▸ STATED PROBLEM
Scan the data for "нужд" and copy the lines it appears in.

▸ ROWS
=======
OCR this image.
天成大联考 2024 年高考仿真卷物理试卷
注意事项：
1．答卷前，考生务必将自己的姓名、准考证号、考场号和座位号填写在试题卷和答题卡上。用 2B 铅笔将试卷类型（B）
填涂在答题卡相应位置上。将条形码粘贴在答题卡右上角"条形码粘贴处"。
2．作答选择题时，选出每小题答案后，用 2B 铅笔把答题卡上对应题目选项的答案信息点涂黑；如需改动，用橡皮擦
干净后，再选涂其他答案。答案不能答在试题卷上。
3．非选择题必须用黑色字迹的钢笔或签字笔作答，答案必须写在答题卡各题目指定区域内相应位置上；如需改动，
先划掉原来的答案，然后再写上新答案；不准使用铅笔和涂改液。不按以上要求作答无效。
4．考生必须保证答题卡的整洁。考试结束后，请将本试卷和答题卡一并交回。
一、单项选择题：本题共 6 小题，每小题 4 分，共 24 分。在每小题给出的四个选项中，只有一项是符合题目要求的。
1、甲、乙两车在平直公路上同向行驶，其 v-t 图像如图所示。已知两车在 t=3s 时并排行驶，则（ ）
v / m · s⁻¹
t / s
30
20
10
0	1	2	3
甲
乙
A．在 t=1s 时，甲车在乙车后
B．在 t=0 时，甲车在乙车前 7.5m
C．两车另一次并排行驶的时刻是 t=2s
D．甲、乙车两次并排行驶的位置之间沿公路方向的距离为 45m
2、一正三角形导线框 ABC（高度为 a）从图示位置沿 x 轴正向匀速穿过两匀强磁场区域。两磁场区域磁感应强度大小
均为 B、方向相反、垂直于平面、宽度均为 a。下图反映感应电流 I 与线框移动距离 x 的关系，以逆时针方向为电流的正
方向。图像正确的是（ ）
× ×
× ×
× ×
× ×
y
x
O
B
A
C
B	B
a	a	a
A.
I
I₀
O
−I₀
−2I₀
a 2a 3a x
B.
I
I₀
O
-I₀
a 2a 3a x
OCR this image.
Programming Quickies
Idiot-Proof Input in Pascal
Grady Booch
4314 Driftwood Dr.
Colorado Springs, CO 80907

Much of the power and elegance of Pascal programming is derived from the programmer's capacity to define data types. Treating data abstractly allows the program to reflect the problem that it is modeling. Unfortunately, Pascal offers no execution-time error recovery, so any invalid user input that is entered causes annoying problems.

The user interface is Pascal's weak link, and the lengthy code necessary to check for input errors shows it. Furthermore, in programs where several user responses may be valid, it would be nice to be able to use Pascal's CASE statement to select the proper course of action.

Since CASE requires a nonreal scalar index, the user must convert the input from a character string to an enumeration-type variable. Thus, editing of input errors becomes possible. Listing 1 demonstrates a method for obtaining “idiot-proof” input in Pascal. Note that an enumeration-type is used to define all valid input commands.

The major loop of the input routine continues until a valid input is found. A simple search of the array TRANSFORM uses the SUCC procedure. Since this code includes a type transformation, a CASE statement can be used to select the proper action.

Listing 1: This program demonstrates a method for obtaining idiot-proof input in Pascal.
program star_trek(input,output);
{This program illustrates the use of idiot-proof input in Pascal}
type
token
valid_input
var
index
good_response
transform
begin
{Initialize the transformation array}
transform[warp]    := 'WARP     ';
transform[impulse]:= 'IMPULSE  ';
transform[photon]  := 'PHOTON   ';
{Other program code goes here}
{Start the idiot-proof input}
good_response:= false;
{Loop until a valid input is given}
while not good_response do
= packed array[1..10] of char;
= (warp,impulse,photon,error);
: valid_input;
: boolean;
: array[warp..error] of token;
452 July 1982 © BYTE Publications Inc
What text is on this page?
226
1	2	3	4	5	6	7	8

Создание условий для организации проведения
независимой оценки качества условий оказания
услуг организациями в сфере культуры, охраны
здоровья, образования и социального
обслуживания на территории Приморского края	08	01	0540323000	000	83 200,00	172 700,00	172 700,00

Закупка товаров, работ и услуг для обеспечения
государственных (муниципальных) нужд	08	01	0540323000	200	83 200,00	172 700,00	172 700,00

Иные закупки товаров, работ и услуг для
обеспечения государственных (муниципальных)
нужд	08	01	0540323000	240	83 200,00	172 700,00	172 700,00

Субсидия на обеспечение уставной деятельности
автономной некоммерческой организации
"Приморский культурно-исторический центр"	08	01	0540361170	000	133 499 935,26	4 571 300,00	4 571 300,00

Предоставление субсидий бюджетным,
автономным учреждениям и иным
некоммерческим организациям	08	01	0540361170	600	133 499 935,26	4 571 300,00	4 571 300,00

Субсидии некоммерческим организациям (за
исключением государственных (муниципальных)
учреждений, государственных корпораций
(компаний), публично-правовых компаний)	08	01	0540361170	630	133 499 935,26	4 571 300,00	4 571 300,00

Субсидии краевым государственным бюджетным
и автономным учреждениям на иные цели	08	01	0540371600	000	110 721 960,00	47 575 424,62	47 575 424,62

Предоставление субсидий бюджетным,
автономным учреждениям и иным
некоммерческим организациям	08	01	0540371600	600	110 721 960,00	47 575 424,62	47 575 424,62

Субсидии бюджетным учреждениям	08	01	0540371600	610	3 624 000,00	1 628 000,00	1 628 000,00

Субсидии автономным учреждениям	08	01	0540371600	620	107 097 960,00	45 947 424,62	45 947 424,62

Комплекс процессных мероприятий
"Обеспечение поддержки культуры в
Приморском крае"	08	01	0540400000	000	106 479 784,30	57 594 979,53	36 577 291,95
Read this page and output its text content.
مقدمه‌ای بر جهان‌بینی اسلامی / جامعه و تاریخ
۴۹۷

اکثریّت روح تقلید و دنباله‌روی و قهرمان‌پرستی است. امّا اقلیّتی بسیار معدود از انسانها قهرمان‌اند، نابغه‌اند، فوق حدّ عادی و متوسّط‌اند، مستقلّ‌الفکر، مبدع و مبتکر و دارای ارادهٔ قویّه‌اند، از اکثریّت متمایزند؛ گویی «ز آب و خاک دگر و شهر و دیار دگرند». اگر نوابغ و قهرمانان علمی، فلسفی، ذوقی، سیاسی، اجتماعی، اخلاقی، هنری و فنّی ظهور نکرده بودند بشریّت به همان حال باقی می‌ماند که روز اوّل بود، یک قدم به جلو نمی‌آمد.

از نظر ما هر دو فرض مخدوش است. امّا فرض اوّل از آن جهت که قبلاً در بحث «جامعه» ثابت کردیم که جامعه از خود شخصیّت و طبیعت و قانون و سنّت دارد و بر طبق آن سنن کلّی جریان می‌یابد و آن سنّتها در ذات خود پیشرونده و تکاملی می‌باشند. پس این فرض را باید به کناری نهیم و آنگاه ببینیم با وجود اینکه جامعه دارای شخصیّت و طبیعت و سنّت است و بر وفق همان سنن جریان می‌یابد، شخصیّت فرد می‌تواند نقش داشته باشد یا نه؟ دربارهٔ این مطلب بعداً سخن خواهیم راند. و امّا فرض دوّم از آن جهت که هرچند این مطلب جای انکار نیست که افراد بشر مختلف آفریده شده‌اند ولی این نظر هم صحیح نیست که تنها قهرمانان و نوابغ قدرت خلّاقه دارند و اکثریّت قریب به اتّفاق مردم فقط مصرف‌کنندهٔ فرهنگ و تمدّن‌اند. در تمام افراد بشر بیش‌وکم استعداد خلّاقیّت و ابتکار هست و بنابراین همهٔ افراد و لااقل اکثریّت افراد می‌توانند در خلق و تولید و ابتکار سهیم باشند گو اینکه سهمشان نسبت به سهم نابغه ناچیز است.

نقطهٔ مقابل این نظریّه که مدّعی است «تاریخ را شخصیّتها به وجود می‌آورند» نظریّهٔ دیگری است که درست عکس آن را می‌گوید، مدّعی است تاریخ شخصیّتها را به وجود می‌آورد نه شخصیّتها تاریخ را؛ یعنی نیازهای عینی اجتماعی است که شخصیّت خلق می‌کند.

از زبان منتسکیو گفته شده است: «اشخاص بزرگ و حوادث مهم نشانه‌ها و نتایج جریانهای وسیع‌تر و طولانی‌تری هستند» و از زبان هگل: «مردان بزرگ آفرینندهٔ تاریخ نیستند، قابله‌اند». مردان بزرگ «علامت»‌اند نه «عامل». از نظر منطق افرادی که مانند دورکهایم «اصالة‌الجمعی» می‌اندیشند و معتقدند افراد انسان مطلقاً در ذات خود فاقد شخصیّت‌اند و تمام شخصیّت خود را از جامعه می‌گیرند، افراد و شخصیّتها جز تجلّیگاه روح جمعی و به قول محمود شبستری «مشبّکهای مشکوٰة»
=======
▸ RESULT FOR THIS EXERCISE
государственных (муниципальных) нужд	08	01	0540323000	200	83 200,00	172 700,00	172 700,00
нужд	08	01	0540323000	240	83 200,00	172 700,00	172 700,00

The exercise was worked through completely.